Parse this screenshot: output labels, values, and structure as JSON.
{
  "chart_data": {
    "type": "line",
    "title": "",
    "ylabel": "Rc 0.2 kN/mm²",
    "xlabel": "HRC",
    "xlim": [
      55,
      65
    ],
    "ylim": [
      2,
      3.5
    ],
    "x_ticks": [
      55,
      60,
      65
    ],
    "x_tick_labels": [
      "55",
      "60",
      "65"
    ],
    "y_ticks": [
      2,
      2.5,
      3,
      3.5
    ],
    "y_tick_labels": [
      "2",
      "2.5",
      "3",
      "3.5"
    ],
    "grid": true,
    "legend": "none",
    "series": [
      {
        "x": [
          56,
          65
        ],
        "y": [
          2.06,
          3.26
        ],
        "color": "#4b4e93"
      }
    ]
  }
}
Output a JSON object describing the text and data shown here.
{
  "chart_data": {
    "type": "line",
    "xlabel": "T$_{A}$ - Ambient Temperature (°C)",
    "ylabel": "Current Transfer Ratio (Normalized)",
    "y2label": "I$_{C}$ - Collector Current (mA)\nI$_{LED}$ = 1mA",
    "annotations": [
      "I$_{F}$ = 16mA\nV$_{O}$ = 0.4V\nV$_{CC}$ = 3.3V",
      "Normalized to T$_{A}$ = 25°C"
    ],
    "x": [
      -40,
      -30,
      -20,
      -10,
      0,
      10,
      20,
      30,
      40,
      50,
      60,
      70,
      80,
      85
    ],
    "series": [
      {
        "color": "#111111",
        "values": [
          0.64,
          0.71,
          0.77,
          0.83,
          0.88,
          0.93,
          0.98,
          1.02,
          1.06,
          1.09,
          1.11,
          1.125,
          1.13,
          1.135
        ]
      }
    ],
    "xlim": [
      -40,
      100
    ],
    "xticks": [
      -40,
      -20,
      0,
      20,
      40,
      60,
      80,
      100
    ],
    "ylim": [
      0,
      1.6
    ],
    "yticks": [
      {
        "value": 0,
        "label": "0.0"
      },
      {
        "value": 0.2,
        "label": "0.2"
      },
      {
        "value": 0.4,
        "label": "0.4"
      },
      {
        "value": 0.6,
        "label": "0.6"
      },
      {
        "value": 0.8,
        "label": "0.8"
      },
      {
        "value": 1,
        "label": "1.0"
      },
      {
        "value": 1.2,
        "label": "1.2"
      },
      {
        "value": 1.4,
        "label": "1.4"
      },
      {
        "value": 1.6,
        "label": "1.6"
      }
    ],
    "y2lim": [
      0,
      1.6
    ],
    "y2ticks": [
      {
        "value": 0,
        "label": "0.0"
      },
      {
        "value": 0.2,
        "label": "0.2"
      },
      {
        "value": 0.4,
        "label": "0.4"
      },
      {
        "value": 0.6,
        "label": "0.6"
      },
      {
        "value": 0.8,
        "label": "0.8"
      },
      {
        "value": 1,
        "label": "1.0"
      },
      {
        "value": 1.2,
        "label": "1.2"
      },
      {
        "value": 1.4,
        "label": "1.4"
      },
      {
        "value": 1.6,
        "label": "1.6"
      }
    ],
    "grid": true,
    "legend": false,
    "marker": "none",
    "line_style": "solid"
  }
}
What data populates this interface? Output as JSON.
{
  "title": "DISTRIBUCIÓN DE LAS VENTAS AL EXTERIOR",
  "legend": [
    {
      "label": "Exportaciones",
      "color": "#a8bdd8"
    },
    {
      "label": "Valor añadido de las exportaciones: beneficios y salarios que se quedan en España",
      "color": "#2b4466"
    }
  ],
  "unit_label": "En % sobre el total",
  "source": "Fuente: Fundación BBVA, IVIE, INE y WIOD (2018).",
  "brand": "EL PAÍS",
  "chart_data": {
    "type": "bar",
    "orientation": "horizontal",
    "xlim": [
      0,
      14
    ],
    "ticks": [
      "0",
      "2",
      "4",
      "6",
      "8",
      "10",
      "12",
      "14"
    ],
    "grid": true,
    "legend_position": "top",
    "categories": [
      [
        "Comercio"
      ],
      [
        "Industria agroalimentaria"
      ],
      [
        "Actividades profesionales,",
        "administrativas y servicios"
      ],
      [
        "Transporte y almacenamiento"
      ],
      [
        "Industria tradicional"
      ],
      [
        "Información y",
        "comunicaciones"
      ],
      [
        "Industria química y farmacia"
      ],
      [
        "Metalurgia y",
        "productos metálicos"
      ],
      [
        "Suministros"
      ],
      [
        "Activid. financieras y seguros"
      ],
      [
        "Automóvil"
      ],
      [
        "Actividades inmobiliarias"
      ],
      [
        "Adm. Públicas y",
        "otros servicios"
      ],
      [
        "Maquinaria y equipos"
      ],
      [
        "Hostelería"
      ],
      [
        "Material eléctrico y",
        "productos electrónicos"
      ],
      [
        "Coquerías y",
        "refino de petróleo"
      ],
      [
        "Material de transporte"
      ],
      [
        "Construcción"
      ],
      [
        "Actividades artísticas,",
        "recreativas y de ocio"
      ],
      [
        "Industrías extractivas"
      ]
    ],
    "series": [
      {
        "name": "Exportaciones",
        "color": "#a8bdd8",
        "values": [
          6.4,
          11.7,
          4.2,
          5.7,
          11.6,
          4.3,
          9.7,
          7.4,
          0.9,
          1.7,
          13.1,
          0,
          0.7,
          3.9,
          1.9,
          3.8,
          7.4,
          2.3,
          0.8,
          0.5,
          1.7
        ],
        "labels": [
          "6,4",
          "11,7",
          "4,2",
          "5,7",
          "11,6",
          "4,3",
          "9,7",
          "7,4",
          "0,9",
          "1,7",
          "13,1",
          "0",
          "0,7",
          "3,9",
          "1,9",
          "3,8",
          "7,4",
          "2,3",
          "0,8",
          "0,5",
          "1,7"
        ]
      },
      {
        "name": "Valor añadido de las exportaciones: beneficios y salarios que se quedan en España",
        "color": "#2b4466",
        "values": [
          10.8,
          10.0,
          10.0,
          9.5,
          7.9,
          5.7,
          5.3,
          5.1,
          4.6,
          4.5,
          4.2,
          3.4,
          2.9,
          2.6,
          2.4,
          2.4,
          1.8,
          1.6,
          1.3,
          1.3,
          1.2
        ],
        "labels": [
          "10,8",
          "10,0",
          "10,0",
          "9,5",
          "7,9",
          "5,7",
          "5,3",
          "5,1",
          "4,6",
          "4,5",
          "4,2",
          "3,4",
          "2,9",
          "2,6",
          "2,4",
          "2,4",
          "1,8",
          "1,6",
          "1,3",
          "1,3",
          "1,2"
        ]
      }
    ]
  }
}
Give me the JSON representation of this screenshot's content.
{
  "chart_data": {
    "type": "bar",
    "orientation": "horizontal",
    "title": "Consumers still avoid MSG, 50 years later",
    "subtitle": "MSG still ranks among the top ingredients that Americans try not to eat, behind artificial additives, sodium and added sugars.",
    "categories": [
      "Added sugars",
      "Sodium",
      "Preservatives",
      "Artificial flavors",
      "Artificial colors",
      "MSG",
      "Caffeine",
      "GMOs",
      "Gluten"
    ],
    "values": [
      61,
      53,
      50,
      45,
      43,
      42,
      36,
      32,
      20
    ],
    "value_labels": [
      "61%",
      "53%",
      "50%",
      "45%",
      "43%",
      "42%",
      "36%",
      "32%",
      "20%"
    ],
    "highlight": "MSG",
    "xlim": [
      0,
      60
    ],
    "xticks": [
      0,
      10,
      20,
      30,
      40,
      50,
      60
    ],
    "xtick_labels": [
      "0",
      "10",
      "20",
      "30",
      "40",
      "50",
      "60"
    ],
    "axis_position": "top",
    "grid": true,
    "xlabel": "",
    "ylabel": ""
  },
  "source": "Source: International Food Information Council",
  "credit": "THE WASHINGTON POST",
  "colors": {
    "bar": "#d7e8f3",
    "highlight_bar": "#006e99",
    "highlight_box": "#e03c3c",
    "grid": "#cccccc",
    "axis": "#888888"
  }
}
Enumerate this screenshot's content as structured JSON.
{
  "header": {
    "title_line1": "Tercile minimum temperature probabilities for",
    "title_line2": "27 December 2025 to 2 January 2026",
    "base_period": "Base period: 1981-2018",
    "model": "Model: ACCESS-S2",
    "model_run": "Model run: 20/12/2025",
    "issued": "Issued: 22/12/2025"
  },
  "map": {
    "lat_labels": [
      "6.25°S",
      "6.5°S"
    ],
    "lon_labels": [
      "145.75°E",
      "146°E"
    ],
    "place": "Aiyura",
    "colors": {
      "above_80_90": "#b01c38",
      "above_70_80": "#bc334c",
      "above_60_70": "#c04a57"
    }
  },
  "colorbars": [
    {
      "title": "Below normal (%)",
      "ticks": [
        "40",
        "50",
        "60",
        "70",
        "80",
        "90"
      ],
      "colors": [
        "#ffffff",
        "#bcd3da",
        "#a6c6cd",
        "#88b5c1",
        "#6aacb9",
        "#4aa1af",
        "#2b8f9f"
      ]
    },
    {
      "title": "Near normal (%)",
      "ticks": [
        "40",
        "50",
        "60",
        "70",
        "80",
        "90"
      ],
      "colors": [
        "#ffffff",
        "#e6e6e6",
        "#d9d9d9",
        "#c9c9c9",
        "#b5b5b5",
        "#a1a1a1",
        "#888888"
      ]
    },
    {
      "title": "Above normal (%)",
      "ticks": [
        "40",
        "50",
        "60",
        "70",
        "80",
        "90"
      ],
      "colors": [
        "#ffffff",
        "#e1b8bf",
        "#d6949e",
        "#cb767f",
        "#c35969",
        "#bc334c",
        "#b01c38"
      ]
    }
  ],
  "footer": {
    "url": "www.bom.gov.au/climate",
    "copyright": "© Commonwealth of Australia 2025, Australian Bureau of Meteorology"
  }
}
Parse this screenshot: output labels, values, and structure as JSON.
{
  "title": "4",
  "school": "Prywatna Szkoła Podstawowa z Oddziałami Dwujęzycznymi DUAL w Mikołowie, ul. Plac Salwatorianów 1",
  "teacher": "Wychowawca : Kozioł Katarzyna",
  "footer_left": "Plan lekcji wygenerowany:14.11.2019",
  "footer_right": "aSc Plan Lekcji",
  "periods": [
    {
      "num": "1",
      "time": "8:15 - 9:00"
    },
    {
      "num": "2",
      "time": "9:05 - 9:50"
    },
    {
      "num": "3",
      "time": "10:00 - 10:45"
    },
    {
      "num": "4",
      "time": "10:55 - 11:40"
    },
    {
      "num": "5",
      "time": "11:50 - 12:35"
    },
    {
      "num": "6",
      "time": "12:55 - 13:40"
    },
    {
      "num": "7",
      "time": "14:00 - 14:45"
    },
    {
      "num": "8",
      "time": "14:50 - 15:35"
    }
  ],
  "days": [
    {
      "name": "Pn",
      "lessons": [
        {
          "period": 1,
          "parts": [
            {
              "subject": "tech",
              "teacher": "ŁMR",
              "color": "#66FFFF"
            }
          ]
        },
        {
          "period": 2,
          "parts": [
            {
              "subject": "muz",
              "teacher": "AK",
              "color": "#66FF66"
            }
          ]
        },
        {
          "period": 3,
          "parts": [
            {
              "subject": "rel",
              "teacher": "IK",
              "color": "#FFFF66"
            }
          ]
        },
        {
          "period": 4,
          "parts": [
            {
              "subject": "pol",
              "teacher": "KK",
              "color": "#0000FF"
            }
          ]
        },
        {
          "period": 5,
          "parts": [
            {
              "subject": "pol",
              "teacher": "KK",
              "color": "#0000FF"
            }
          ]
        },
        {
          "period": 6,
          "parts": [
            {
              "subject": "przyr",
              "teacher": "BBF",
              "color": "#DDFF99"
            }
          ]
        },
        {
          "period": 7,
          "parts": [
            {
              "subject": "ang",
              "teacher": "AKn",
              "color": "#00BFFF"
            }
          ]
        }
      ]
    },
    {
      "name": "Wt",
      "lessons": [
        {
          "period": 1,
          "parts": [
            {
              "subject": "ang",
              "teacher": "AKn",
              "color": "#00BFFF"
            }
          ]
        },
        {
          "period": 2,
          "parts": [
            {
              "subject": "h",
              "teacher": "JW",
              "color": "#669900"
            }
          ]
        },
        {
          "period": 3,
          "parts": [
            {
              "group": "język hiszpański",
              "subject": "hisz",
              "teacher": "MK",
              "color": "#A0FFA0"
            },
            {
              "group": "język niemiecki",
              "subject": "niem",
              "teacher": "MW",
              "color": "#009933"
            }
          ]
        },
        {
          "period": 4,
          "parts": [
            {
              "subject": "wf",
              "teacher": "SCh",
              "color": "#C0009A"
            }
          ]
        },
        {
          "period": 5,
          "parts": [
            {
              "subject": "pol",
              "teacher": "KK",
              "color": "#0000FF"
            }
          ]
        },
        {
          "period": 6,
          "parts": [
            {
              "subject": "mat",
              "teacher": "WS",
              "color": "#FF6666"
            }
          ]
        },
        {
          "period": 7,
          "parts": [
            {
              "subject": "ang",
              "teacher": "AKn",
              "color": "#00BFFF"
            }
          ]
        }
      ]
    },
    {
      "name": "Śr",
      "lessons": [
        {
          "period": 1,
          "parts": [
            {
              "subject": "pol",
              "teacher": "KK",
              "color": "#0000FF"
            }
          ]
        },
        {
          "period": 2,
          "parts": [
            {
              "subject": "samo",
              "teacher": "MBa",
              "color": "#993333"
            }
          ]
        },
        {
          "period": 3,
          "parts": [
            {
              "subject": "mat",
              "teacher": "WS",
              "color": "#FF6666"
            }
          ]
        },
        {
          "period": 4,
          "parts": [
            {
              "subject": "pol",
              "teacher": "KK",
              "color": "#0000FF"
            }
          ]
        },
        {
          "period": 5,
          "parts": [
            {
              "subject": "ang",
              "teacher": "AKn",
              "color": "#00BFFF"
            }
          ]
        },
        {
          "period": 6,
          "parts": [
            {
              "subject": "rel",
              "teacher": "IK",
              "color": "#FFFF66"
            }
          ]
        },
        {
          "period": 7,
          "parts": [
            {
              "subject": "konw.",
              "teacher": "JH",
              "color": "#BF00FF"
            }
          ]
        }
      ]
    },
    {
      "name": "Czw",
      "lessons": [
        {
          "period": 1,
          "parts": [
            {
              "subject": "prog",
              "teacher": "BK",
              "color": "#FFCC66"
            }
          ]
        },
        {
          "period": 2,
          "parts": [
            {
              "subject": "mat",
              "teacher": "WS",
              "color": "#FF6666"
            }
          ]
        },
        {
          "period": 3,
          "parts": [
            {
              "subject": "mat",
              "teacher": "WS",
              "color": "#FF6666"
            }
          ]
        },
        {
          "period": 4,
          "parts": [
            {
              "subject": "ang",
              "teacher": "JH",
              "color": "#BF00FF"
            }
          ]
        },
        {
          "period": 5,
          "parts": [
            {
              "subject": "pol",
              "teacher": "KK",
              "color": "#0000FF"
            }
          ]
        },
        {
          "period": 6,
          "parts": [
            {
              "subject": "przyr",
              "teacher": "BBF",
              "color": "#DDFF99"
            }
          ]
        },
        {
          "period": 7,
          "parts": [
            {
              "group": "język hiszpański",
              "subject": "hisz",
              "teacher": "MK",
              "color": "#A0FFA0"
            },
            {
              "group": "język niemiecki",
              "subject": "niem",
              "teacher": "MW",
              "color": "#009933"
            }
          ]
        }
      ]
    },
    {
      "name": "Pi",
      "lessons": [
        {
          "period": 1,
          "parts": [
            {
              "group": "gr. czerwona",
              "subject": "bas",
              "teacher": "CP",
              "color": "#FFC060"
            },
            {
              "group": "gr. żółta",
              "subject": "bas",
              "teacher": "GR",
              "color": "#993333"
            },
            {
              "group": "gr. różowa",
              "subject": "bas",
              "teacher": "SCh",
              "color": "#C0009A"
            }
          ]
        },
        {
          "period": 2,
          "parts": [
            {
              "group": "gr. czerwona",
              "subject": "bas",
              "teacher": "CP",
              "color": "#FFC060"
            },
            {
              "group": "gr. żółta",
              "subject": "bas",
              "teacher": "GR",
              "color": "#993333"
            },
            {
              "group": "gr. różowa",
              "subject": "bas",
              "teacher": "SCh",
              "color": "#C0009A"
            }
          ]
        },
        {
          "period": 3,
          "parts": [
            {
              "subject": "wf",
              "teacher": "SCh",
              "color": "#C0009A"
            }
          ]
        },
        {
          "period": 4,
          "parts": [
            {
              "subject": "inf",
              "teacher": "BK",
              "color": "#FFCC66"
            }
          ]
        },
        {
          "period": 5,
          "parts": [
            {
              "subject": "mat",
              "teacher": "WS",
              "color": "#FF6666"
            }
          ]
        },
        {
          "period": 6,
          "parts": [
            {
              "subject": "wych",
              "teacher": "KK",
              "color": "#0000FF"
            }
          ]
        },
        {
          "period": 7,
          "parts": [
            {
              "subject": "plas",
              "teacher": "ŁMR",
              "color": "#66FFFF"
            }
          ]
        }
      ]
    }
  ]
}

· · ·

▸ What you have to do
Identify each line containing the string "content" and copy it out.

▸ Solution
Give me the JSON representation of this screenshot's content.
Enumerate this screenshot's content as structured JSON.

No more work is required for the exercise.